● **The request**:
Reproduce the material in full, exactly as written.

........

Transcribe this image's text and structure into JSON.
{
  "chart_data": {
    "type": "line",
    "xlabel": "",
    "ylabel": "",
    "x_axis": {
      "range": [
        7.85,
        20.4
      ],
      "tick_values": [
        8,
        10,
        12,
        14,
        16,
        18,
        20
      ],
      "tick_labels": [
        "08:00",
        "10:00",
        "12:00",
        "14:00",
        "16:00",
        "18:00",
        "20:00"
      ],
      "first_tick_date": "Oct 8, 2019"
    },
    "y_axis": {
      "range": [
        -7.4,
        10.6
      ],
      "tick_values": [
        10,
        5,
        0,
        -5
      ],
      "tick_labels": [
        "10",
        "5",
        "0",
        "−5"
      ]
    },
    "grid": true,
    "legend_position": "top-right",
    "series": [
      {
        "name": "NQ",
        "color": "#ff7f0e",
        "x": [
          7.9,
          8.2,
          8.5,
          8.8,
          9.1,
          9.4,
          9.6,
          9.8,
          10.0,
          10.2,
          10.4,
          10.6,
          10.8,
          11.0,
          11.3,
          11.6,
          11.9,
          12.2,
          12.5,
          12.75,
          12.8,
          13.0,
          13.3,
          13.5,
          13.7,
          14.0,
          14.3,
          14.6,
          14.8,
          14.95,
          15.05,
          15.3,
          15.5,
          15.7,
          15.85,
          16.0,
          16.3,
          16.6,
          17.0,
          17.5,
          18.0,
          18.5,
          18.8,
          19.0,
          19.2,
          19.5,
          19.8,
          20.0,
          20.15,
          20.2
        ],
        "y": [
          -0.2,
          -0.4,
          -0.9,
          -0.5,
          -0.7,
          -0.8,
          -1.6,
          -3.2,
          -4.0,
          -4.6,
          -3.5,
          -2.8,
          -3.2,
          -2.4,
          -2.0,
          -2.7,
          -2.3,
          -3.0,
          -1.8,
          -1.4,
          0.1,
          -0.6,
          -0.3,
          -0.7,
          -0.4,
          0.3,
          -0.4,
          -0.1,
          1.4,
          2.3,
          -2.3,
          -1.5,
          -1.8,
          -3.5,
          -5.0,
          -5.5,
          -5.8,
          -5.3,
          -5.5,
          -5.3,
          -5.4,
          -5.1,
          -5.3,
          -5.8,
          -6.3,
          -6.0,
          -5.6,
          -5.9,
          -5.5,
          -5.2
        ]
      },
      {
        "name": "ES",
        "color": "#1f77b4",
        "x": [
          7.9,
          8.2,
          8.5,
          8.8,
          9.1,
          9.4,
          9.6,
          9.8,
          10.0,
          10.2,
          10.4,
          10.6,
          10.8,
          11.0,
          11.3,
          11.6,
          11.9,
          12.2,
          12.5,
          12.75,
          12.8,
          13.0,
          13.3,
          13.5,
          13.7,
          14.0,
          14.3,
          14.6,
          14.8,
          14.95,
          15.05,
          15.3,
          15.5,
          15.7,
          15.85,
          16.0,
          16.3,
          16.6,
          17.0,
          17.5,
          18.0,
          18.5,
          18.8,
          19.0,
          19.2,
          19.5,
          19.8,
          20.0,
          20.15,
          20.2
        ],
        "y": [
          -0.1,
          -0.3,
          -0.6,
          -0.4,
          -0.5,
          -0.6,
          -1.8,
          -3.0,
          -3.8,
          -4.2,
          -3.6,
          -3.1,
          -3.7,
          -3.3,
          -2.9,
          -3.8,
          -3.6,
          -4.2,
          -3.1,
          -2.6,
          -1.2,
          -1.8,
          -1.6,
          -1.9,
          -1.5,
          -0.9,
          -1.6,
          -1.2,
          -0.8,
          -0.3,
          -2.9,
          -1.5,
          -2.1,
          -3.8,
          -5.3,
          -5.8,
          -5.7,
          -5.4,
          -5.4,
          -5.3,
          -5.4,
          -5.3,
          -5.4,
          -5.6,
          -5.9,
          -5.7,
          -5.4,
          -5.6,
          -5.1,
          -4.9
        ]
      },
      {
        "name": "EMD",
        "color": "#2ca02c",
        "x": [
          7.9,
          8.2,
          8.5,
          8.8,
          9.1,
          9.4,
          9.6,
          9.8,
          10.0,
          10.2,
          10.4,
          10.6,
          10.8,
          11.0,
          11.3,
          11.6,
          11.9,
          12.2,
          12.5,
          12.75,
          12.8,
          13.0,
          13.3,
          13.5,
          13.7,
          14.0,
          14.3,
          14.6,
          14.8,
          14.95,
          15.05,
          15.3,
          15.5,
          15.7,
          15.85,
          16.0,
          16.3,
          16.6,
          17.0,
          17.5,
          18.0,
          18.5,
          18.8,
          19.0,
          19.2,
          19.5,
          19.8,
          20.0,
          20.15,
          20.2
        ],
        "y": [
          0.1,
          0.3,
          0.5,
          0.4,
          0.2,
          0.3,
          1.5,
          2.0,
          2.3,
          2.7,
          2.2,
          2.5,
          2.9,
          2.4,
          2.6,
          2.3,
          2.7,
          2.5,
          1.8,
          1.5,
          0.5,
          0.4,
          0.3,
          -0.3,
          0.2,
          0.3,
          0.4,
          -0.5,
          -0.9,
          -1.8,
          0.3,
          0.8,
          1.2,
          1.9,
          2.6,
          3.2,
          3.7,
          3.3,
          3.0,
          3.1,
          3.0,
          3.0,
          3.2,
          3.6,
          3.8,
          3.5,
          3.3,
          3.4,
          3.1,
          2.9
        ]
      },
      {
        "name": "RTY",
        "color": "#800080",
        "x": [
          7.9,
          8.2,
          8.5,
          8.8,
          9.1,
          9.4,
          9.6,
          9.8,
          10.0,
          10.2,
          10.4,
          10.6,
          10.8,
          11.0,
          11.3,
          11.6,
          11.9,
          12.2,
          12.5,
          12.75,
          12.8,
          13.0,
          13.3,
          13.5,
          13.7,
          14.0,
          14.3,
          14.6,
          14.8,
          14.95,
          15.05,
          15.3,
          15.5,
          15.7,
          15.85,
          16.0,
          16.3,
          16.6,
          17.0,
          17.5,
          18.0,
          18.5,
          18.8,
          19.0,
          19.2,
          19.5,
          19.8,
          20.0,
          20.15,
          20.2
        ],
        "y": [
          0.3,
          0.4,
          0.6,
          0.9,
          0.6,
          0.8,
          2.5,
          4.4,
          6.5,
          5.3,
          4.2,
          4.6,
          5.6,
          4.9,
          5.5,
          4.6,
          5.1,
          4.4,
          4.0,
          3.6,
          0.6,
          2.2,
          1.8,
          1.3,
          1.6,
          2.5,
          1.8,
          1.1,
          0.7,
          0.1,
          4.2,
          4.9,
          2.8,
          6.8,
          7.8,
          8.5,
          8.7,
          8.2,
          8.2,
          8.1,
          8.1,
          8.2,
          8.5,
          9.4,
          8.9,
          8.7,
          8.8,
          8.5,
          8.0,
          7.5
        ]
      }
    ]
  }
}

........

● **Complete output**:
Transcribe this image's text and structure into JSON.
{
  "chart_data": {
    "type": "line",
    "xlabel": "",
    "ylabel": "",
    "x_axis": {
      "range": [
        7.85,
        20.4
      ],
      "tick_values": [
        8,
        10,
        12,
        14,
        16,
        18,
        20
      ],
      "tick_labels": [
        "08:00",
        "10:00",
        "12:00",
        "14:00",
        "16:00",
        "18:00",
        "20:00"
      ],
      "first_tick_date": "Oct 8, 2019"
    },
    "y_axis": {
      "range": [
        -7.4,
        10.6
      ],
      "tick_values": [
        10,
        5,
        0,
        -5
      ],
      "tick_labels": [
        "10",
        "5",
        "0",
        "−5"
      ]
    },
    "grid": true,
    "legend_position": "top-right",
    "series": [
      {
        "name": "NQ",
        "color": "#ff7f0e",
        "x": [
          7.9,
          8.2,
          8.5,
          8.8,
          9.1,
          9.4,
          9.6,
          9.8,
          10.0,
          10.2,
          10.4,
          10.6,
          10.8,
          11.0,
          11.3,
          11.6,
          11.9,
          12.2,
          12.5,
          12.75,
          12.8,
          13.0,
          13.3,
          13.5,
          13.7,
          14.0,
          14.3,
          14.6,
          14.8,
          14.95,
          15.05,
          15.3,
          15.5,
          15.7,
          15.85,
          16.0,
          16.3,
          16.6,
          17.0,
          17.5,
          18.0,
          18.5,
          18.8,
          19.0,
          19.2,
          19.5,
          19.8,
          20.0,
          20.15,
          20.2
        ],
        "y": [
          -0.2,
          -0.4,
          -0.9,
          -0.5,
          -0.7,
          -0.8,
          -1.6,
          -3.2,
          -4.0,
          -4.6,
          -3.5,
          -2.8,
          -3.2,
          -2.4,
          -2.0,
          -2.7,
          -2.3,
          -3.0,
          -1.8,
          -1.4,
          0.1,
          -0.6,
          -0.3,
          -0.7,
          -0.4,
          0.3,
          -0.4,
          -0.1,
          1.4,
          2.3,
          -2.3,
          -1.5,
          -1.8,
          -3.5,
          -5.0,
          -5.5,
          -5.8,
          -5.3,
          -5.5,
          -5.3,
          -5.4,
          -5.1,
          -5.3,
          -5.8,
          -6.3,
          -6.0,
          -5.6,
          -5.9,
          -5.5,
          -5.2
        ]
      },
      {
        "name": "ES",
        "color": "#1f77b4",
        "x": [
          7.9,
          8.2,
          8.5,
          8.8,
          9.1,
          9.4,
          9.6,
          9.8,
          10.0,
          10.2,
          10.4,
          10.6,
          10.8,
          11.0,
          11.3,
          11.6,
          11.9,
          12.2,
          12.5,
          12.75,
          12.8,
          13.0,
          13.3,
          13.5,
          13.7,
          14.0,
          14.3,
          14.6,
          14.8,
          14.95,
          15.05,
          15.3,
          15.5,
          15.7,
          15.85,
          16.0,
          16.3,
          16.6,
          17.0,
          17.5,
          18.0,
          18.5,
          18.8,
          19.0,
          19.2,
          19.5,
          19.8,
          20.0,
          20.15,
          20.2
        ],
        "y": [
          -0.1,
          -0.3,
          -0.6,
          -0.4,
          -0.5,
          -0.6,
          -1.8,
          -3.0,
          -3.8,
          -4.2,
          -3.6,
          -3.1,
          -3.7,
          -3.3,
          -2.9,
          -3.8,
          -3.6,
          -4.2,
          -3.1,
          -2.6,
          -1.2,
          -1.8,
          -1.6,
          -1.9,
          -1.5,
          -0.9,
          -1.6,
          -1.2,
          -0.8,
          -0.3,
          -2.9,
          -1.5,
          -2.1,
          -3.8,
          -5.3,
          -5.8,
          -5.7,
          -5.4,
          -5.4,
          -5.3,
          -5.4,
          -5.3,
          -5.4,
          -5.6,
          -5.9,
          -5.7,
          -5.4,
          -5.6,
          -5.1,
          -4.9
        ]
      },
      {
        "name": "EMD",
        "color": "#2ca02c",
        "x": [
          7.9,
          8.2,
          8.5,
          8.8,
          9.1,
          9.4,
          9.6,
          9.8,
          10.0,
          10.2,
          10.4,
          10.6,
          10.8,
          11.0,
          11.3,
          11.6,
          11.9,
          12.2,
          12.5,
          12.75,
          12.8,
          13.0,
          13.3,
          13.5,
          13.7,
          14.0,
          14.3,
          14.6,
          14.8,
          14.95,
          15.05,
          15.3,
          15.5,
          15.7,
          15.85,
          16.0,
          16.3,
          16.6,
          17.0,
          17.5,
          18.0,
          18.5,
          18.8,
          19.0,
          19.2,
          19.5,
          19.8,
          20.0,
          20.15,
          20.2
        ],
        "y": [
          0.1,
          0.3,
          0.5,
          0.4,
          0.2,
          0.3,
          1.5,
          2.0,
          2.3,
          2.7,
          2.2,
          2.5,
          2.9,
          2.4,
          2.6,
          2.3,
          2.7,
          2.5,
          1.8,
          1.5,
          0.5,
          0.4,
          0.3,
          -0.3,
          0.2,
          0.3,
          0.4,
          -0.5,
          -0.9,
          -1.8,
          0.3,
          0.8,
          1.2,
          1.9,
          2.6,
          3.2,
          3.7,
          3.3,
          3.0,
          3.1,
          3.0,
          3.0,
          3.2,
          3.6,
          3.8,
          3.5,
          3.3,
          3.4,
          3.1,
          2.9
        ]
      },
      {
        "name": "RTY",
        "color": "#800080",
        "x": [
          7.9,
          8.2,
          8.5,
          8.8,
          9.1,
          9.4,
          9.6,
          9.8,
          10.0,
          10.2,
          10.4,
          10.6,
          10.8,
          11.0,
          11.3,
          11.6,
          11.9,
          12.2,
          12.5,
          12.75,
          12.8,
          13.0,
          13.3,
          13.5,
          13.7,
          14.0,
          14.3,
          14.6,
          14.8,
          14.95,
          15.05,
          15.3,
          15.5,
          15.7,
          15.85,
          16.0,
          16.3,
          16.6,
          17.0,
          17.5,
          18.0,
          18.5,
          18.8,
          19.0,
          19.2,
          19.5,
          19.8,
          20.0,
          20.15,
          20.2
        ],
        "y": [
          0.3,
          0.4,
          0.6,
          0.9,
          0.6,
          0.8,
          2.5,
          4.4,
          6.5,
          5.3,
          4.2,
          4.6,
          5.6,
          4.9,
          5.5,
          4.6,
          5.1,
          4.4,
          4.0,
          3.6,
          0.6,
          2.2,
          1.8,
          1.3,
          1.6,
          2.5,
          1.8,
          1.1,
          0.7,
          0.1,
          4.2,
          4.9,
          2.8,
          6.8,
          7.8,
          8.5,
          8.7,
          8.2,
          8.2,
          8.1,
          8.1,
          8.2,
          8.5,
          9.4,
          8.9,
          8.7,
          8.8,
          8.5,
          8.0,
          7.5
        ]
      }
    ]
  }
}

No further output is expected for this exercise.